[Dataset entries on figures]
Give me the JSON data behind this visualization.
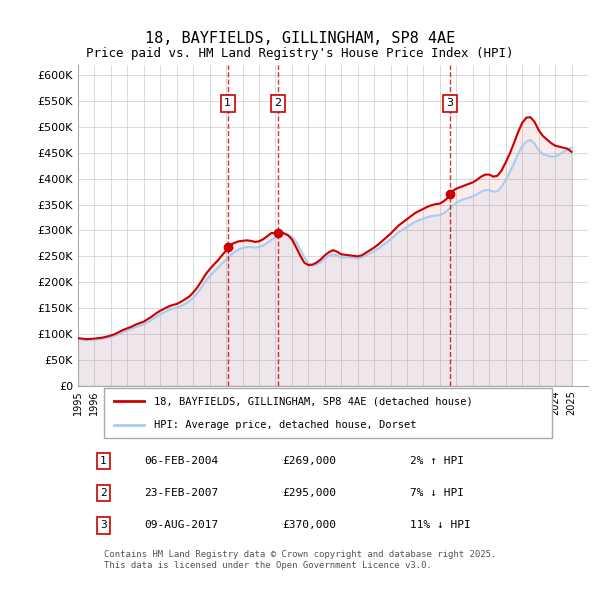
{
  "title": "18, BAYFIELDS, GILLINGHAM, SP8 4AE",
  "subtitle": "Price paid vs. HM Land Registry's House Price Index (HPI)",
  "ylabel": "",
  "xlabel": "",
  "ylim": [
    0,
    620000
  ],
  "yticks": [
    0,
    50000,
    100000,
    150000,
    200000,
    250000,
    300000,
    350000,
    400000,
    450000,
    500000,
    550000,
    600000
  ],
  "ytick_labels": [
    "£0",
    "£50K",
    "£100K",
    "£150K",
    "£200K",
    "£250K",
    "£300K",
    "£350K",
    "£400K",
    "£450K",
    "£500K",
    "£550K",
    "£600K"
  ],
  "xlim_start": 1995.0,
  "xlim_end": 2026.0,
  "legend_property": "18, BAYFIELDS, GILLINGHAM, SP8 4AE (detached house)",
  "legend_hpi": "HPI: Average price, detached house, Dorset",
  "property_line_color": "#cc0000",
  "hpi_line_color": "#aaccee",
  "sales": [
    {
      "num": 1,
      "date": "06-FEB-2004",
      "year": 2004.1,
      "price": 269000,
      "pct": "2%",
      "dir": "↑"
    },
    {
      "num": 2,
      "date": "23-FEB-2007",
      "year": 2007.15,
      "price": 295000,
      "pct": "7%",
      "dir": "↓"
    },
    {
      "num": 3,
      "date": "09-AUG-2017",
      "year": 2017.6,
      "price": 370000,
      "pct": "11%",
      "dir": "↓"
    }
  ],
  "footer": "Contains HM Land Registry data © Crown copyright and database right 2025.\nThis data is licensed under the Open Government Licence v3.0.",
  "background_color": "#ffffff",
  "grid_color": "#cccccc",
  "hpi_data": {
    "years": [
      1995.0,
      1995.25,
      1995.5,
      1995.75,
      1996.0,
      1996.25,
      1996.5,
      1996.75,
      1997.0,
      1997.25,
      1997.5,
      1997.75,
      1998.0,
      1998.25,
      1998.5,
      1998.75,
      1999.0,
      1999.25,
      1999.5,
      1999.75,
      2000.0,
      2000.25,
      2000.5,
      2000.75,
      2001.0,
      2001.25,
      2001.5,
      2001.75,
      2002.0,
      2002.25,
      2002.5,
      2002.75,
      2003.0,
      2003.25,
      2003.5,
      2003.75,
      2004.0,
      2004.25,
      2004.5,
      2004.75,
      2005.0,
      2005.25,
      2005.5,
      2005.75,
      2006.0,
      2006.25,
      2006.5,
      2006.75,
      2007.0,
      2007.25,
      2007.5,
      2007.75,
      2008.0,
      2008.25,
      2008.5,
      2008.75,
      2009.0,
      2009.25,
      2009.5,
      2009.75,
      2010.0,
      2010.25,
      2010.5,
      2010.75,
      2011.0,
      2011.25,
      2011.5,
      2011.75,
      2012.0,
      2012.25,
      2012.5,
      2012.75,
      2013.0,
      2013.25,
      2013.5,
      2013.75,
      2014.0,
      2014.25,
      2014.5,
      2014.75,
      2015.0,
      2015.25,
      2015.5,
      2015.75,
      2016.0,
      2016.25,
      2016.5,
      2016.75,
      2017.0,
      2017.25,
      2017.5,
      2017.75,
      2018.0,
      2018.25,
      2018.5,
      2018.75,
      2019.0,
      2019.25,
      2019.5,
      2019.75,
      2020.0,
      2020.25,
      2020.5,
      2020.75,
      2021.0,
      2021.25,
      2021.5,
      2021.75,
      2022.0,
      2022.25,
      2022.5,
      2022.75,
      2023.0,
      2023.25,
      2023.5,
      2023.75,
      2024.0,
      2024.25,
      2024.5,
      2024.75,
      2025.0
    ],
    "values": [
      90000,
      89000,
      88000,
      88500,
      89000,
      90000,
      91000,
      92000,
      94000,
      97000,
      100000,
      104000,
      107000,
      110000,
      113000,
      116000,
      119000,
      123000,
      128000,
      133000,
      138000,
      142000,
      146000,
      149000,
      151000,
      154000,
      158000,
      163000,
      170000,
      179000,
      190000,
      202000,
      212000,
      220000,
      228000,
      236000,
      244000,
      252000,
      258000,
      263000,
      266000,
      268000,
      268000,
      267000,
      268000,
      271000,
      276000,
      282000,
      287000,
      291000,
      293000,
      292000,
      288000,
      279000,
      264000,
      249000,
      237000,
      233000,
      234000,
      239000,
      246000,
      251000,
      254000,
      252000,
      248000,
      248000,
      248000,
      247000,
      246000,
      248000,
      252000,
      256000,
      260000,
      265000,
      271000,
      277000,
      283000,
      290000,
      297000,
      302000,
      307000,
      312000,
      317000,
      320000,
      323000,
      326000,
      328000,
      329000,
      330000,
      334000,
      340000,
      347000,
      354000,
      358000,
      361000,
      363000,
      366000,
      370000,
      375000,
      378000,
      378000,
      375000,
      376000,
      385000,
      398000,
      413000,
      430000,
      448000,
      463000,
      472000,
      475000,
      468000,
      455000,
      448000,
      445000,
      443000,
      443000,
      447000,
      452000,
      456000,
      460000
    ]
  },
  "property_data": {
    "years": [
      1995.0,
      1995.25,
      1995.5,
      1995.75,
      1996.0,
      1996.25,
      1996.5,
      1996.75,
      1997.0,
      1997.25,
      1997.5,
      1997.75,
      1998.0,
      1998.25,
      1998.5,
      1998.75,
      1999.0,
      1999.25,
      1999.5,
      1999.75,
      2000.0,
      2000.25,
      2000.5,
      2000.75,
      2001.0,
      2001.25,
      2001.5,
      2001.75,
      2002.0,
      2002.25,
      2002.5,
      2002.75,
      2003.0,
      2003.25,
      2003.5,
      2003.75,
      2004.0,
      2004.1,
      2004.25,
      2004.5,
      2004.75,
      2005.0,
      2005.25,
      2005.5,
      2005.75,
      2006.0,
      2006.25,
      2006.5,
      2006.75,
      2007.0,
      2007.15,
      2007.25,
      2007.5,
      2007.75,
      2008.0,
      2008.25,
      2008.5,
      2008.75,
      2009.0,
      2009.25,
      2009.5,
      2009.75,
      2010.0,
      2010.25,
      2010.5,
      2010.75,
      2011.0,
      2011.25,
      2011.5,
      2011.75,
      2012.0,
      2012.25,
      2012.5,
      2012.75,
      2013.0,
      2013.25,
      2013.5,
      2013.75,
      2014.0,
      2014.25,
      2014.5,
      2014.75,
      2015.0,
      2015.25,
      2015.5,
      2015.75,
      2016.0,
      2016.25,
      2016.5,
      2016.75,
      2017.0,
      2017.25,
      2017.5,
      2017.6,
      2017.75,
      2018.0,
      2018.25,
      2018.5,
      2018.75,
      2019.0,
      2019.25,
      2019.5,
      2019.75,
      2020.0,
      2020.25,
      2020.5,
      2020.75,
      2021.0,
      2021.25,
      2021.5,
      2021.75,
      2022.0,
      2022.25,
      2022.5,
      2022.75,
      2023.0,
      2023.25,
      2023.5,
      2023.75,
      2024.0,
      2024.25,
      2024.5,
      2024.75,
      2025.0
    ],
    "values": [
      92000,
      91000,
      90000,
      90500,
      91000,
      92000,
      93000,
      95000,
      97000,
      100000,
      104000,
      108000,
      111000,
      114000,
      118000,
      121000,
      124000,
      129000,
      134000,
      140000,
      145000,
      149000,
      153000,
      156000,
      158000,
      162000,
      167000,
      172000,
      180000,
      190000,
      202000,
      215000,
      225000,
      234000,
      242000,
      252000,
      261000,
      269000,
      272000,
      276000,
      279000,
      280000,
      281000,
      280000,
      278000,
      279000,
      283000,
      289000,
      295000,
      295000,
      295000,
      297000,
      295000,
      291000,
      283000,
      268000,
      252000,
      238000,
      233000,
      234000,
      238000,
      244000,
      252000,
      258000,
      262000,
      259000,
      254000,
      253000,
      252000,
      251000,
      250000,
      252000,
      257000,
      262000,
      267000,
      273000,
      280000,
      287000,
      294000,
      302000,
      310000,
      316000,
      322000,
      328000,
      334000,
      338000,
      342000,
      346000,
      349000,
      351000,
      352000,
      357000,
      364000,
      370000,
      376000,
      381000,
      384000,
      387000,
      390000,
      393000,
      398000,
      404000,
      408000,
      408000,
      404000,
      406000,
      416000,
      432000,
      449000,
      469000,
      490000,
      508000,
      518000,
      519000,
      510000,
      494000,
      483000,
      476000,
      469000,
      464000,
      462000,
      460000,
      458000,
      452000
    ]
  }
}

Exercise prompt:
Using the material above, count the lines containing the word "Land". Reply with the number alone.

Written response:
2